Dataset items ->
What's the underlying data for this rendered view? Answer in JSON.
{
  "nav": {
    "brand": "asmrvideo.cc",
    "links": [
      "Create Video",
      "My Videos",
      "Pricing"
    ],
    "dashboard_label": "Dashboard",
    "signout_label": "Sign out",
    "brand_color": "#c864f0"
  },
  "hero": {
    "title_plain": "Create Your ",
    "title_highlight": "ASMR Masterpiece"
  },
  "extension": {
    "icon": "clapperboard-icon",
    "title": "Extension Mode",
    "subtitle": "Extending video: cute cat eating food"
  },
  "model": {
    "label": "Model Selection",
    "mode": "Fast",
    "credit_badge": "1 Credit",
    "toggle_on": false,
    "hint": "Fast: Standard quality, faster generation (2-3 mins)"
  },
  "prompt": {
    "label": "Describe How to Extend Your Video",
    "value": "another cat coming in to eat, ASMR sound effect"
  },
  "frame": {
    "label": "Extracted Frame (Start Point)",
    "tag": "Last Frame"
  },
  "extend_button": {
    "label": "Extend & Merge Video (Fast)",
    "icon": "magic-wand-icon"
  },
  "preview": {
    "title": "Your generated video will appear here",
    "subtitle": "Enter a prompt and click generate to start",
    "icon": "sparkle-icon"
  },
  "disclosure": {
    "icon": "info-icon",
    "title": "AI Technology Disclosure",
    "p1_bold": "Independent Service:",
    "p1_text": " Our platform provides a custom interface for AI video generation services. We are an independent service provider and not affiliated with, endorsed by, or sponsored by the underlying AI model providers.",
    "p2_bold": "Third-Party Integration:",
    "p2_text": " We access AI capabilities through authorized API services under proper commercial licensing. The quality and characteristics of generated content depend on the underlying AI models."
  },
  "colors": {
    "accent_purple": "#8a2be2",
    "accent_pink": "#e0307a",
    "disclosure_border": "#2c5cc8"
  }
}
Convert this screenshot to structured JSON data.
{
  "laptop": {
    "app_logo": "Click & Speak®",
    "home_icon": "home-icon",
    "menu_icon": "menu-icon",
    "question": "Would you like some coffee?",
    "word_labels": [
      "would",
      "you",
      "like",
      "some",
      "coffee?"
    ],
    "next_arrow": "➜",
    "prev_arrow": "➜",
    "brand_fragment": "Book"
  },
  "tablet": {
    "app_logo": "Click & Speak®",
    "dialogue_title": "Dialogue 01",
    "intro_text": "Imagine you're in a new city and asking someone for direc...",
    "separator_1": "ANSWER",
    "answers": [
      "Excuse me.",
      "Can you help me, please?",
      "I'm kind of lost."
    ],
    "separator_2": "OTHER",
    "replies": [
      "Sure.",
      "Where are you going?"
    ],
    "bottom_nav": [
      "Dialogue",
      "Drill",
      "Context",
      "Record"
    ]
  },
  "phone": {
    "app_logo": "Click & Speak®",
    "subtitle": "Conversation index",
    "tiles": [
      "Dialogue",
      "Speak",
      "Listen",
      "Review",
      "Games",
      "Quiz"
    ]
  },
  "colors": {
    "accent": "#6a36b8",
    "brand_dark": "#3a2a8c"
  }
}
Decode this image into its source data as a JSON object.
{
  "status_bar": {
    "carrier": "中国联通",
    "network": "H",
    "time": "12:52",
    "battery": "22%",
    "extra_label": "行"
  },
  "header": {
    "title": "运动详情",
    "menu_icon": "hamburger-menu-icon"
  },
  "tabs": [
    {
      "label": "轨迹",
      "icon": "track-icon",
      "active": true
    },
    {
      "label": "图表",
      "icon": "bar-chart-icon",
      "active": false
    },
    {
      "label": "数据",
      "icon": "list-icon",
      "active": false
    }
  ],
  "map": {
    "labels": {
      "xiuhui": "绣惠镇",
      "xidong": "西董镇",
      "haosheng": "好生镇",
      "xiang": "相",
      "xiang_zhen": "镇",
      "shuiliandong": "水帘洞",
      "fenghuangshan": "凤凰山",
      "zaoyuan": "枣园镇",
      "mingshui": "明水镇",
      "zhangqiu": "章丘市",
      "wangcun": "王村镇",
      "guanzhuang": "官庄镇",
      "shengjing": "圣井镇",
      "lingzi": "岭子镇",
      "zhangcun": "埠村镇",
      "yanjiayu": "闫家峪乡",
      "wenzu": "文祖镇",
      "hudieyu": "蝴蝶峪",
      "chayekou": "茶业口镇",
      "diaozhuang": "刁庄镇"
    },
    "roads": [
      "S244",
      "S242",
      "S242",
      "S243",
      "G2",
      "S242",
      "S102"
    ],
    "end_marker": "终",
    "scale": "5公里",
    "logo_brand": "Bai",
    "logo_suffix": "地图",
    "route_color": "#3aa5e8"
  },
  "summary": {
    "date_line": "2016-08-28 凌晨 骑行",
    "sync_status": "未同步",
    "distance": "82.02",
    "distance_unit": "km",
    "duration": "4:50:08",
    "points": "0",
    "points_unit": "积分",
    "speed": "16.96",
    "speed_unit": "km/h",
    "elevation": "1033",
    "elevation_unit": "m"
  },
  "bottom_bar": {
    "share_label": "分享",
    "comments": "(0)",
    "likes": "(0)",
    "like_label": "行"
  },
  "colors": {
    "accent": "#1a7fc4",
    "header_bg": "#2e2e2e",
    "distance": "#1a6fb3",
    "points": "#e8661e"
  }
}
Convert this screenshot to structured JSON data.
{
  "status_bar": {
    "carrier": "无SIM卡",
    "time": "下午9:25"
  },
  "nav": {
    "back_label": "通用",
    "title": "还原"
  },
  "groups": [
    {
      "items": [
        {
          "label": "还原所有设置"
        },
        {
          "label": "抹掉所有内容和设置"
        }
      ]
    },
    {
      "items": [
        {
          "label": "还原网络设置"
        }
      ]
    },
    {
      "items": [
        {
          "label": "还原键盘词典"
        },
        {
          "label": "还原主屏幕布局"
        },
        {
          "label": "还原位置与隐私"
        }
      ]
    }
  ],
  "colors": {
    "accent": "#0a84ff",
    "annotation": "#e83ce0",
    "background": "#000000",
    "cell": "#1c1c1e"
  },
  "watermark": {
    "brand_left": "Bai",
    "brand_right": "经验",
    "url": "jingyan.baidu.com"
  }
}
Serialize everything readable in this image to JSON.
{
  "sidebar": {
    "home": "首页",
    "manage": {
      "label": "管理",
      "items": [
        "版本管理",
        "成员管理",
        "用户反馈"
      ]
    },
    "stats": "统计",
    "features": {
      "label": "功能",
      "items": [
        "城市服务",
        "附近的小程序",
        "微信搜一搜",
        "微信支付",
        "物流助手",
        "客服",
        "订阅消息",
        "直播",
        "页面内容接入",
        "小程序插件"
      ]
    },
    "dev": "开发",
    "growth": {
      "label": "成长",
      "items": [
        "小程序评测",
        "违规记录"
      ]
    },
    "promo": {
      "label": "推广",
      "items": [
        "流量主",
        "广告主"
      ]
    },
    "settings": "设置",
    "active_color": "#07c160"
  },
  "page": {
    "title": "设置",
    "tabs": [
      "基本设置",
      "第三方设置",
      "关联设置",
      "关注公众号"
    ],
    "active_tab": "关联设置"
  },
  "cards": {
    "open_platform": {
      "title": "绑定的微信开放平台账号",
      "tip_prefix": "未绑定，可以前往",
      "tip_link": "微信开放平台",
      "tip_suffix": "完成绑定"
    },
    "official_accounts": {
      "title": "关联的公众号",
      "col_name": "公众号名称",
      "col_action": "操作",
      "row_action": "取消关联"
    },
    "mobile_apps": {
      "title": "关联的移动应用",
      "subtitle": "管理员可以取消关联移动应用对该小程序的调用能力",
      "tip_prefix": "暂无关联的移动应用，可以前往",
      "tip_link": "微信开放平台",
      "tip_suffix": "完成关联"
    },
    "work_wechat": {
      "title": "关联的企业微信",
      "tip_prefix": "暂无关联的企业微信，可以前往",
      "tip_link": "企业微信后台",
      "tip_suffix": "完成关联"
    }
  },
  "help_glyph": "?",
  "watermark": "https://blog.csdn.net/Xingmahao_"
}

TO DO -> Reply with one number only, the count of lines above that hold the string "Your".

EXERCISE ANSWER -> 3